_ASSIGNMENT 1_
Rewrite the Arbor Vitae passage starting at the words "The Rhinelander-Oneida County" and stopping after "of the population.", with "households" changed to "homes".
_ASSIGNMENT 2_
Write the next part of the text about Arbor Vitae, Wisconsin, picking up after its final sentence.

_EXCERPT TO READ_

________________________

Arbor Vitae is a town in Vilas County, Wisconsin, United States. The population was 3,403 at the 2020 census. The unincorporated community of Arbor Vitae is located in the town.

==Geography==
According to the United States Census Bureau, the town has a total area of 71.3 square miles (184.6 km^{2}), of which 62.6 square miles (162.1 km^{2}) is land and 8.7 square miles (22.5 km^{2}) (12.19%) is water. Nearby surrounding towns include Woodruff, Minocqua, Boulder Junction, and Sayner.

==Transportation==

===Airports===

Arbor Vitae is served by the Lakeland Airport / Noble F. Lee Memorial Field (KARV). Located one mile west of the town, the airport handles approximately 27,000 operations per year, with roughly 88% general aviation and 12% air taxi. The airport has a 5,150 foot asphalt primary runway with approved GPS and LOC approaches (Runway 18/36) and a 3,602 foot asphalt crosswind runway with approved GPS and NDB approaches (Runway 10/28).

The Rhinelander-Oneida County Airport (KRHI) serves Arbor Vitae and surrounding communities with both scheduled commercial jet service and general aviation services.

==Demographics==
As of the census of 2000, there were 3,153 people, 1,373 households, and 947 families residing in the town. The population density was 50.4 people per square mile (19.5/km^{2}). There were 2,442 housing units at an average density of 39.0 per square mile (15.1/km^{2}). The racial makeup of the town was 97.24% White, 0.03% African American, 1.43% Native American, 0.22% Asian, 0.03% Pacific Islander, 0.06% from other races, and 0.98% from two or more races. Hispanic or Latino of any race were 0.86% of the population.

________________________

_INPUT DATA_
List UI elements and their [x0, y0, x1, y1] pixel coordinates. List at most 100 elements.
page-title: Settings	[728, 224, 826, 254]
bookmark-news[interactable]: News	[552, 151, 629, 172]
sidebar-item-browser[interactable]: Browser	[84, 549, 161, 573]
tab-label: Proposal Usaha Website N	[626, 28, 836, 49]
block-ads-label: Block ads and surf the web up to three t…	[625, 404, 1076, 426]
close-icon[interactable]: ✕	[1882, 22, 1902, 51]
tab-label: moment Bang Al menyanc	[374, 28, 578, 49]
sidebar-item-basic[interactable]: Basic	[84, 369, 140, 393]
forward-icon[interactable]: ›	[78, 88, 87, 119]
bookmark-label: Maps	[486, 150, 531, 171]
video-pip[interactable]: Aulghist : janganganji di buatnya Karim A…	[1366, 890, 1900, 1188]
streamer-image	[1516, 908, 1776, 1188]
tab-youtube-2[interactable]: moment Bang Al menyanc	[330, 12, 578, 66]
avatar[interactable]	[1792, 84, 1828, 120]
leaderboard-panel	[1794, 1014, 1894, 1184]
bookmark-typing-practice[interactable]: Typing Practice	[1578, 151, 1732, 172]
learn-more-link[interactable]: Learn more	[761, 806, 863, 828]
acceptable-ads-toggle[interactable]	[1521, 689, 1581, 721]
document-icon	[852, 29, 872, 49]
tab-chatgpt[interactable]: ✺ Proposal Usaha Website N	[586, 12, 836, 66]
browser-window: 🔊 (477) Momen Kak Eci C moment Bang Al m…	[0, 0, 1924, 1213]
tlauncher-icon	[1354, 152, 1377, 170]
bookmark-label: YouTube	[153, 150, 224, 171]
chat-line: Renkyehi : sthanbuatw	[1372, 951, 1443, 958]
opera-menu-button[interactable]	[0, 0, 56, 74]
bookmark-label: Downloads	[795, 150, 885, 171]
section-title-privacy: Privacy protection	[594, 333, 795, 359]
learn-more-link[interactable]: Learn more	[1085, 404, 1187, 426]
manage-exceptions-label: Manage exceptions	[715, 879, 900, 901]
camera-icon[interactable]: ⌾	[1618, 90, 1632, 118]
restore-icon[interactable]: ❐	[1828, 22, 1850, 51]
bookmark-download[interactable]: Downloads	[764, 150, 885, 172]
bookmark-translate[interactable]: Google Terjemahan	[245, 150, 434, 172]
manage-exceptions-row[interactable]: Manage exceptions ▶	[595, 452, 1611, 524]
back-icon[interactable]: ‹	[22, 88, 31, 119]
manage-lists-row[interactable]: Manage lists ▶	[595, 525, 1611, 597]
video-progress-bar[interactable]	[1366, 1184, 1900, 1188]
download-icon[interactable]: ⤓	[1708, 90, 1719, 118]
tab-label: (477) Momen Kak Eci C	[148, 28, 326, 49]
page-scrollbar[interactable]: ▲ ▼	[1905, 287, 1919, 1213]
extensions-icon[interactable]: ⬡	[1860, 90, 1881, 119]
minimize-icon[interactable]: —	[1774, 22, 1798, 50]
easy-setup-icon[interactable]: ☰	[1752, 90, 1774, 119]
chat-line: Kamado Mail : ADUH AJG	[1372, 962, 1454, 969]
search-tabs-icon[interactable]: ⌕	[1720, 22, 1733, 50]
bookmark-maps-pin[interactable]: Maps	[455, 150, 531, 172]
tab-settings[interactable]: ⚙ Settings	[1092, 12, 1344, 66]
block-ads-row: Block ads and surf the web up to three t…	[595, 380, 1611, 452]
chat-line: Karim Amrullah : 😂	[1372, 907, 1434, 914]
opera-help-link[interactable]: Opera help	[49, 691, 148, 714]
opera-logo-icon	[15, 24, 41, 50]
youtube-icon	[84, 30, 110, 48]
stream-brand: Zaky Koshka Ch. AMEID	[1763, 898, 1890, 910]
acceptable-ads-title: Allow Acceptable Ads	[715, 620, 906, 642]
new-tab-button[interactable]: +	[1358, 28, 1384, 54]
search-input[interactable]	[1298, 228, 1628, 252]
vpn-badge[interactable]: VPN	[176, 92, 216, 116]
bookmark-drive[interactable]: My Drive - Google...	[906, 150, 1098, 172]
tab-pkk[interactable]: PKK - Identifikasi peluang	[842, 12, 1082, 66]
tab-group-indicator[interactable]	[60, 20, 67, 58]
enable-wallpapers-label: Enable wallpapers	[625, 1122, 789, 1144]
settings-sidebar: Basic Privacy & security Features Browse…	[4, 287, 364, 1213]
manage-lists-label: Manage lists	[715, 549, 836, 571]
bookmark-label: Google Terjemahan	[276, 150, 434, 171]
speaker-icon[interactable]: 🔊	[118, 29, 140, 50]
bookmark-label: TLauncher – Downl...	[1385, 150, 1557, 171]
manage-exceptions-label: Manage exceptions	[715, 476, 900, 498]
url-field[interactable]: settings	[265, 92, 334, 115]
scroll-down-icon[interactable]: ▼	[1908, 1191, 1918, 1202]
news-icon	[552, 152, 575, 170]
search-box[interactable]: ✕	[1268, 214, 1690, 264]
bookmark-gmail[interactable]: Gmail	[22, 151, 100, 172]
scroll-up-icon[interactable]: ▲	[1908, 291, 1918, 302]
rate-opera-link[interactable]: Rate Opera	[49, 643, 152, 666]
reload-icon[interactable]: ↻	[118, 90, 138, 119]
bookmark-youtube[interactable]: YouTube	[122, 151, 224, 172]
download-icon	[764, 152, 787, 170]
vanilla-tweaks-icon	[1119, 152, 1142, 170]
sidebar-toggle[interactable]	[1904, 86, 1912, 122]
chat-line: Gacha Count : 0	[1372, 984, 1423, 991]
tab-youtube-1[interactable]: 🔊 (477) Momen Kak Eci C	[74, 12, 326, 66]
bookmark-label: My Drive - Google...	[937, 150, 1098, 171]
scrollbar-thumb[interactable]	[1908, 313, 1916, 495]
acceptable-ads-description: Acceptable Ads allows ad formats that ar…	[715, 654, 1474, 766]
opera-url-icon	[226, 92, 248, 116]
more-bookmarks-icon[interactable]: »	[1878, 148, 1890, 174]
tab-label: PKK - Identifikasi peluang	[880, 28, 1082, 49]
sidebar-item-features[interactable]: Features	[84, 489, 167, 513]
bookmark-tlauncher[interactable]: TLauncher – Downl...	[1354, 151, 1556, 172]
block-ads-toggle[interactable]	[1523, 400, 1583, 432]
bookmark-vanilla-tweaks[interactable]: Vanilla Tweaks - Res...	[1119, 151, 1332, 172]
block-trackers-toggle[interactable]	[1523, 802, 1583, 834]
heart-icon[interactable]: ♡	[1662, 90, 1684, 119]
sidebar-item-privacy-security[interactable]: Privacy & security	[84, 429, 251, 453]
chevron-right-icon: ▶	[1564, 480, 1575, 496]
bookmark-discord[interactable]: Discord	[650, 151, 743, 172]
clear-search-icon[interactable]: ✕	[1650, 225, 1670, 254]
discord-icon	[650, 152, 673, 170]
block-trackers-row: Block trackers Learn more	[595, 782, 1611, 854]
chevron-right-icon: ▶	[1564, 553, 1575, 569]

________________________

_TASK ANSWER 1_
The Rhinelander-Oneida County Airport (KRHI) serves Arbor Vitae and surrounding communities with both scheduled commercial jet service and general aviation services.

==Demographics==
As of the census of 2000, there were 3,153 people, 1,373 homes, and 947 families residing in the town. The population density was 50.4 people per square mile (19.5/km^{2}). There were 2,442 housing units at an average density of 39.0 per square mile (15.1/km^{2}). The racial makeup of the town was 97.24% White, 0.03% African American, 1.43% Native American, 0.22% Asian, 0.03% Pacific Islander, 0.06% from other races, and 0.98% from two or more races. Hispanic or Latino of any race were 0.86% of the population.

_TASK ANSWER 2_
There were 1,373 households, out of which 23.7% had children under the age of 18 living with them, 58.9% were married couples living together, 6.3% had a female householder with no husband present, and 31.0% were non-families. 25.0% of all households were made up of individuals, and 11.1% had someone living alone who was 65 years of age or older. The average household size was 2.30 and the average family size was 2.73.

In the town, the population was spread out, with 20.8% under the age of 18, 5.0% from 18 to 24, 26.4% from 25 to 44, 26.1% from 45 to 64, and 21.7% who were 65 years of age or older. The median age was 44 years. For every 100 females, there were 100.3 males. For every 100 females age 18 and over, there were 97.6 males.

The median income for a household in the town was $36,472, and the median income for a family was $42,308. Males had a median income of $27,060 versus $20,602 for females. The per capita income for the town was $17,778. About 2.6% of families and 3.1% of the population were below the poverty line, including 4.2% of those under age 18 and 3.0% of those age 65 or over.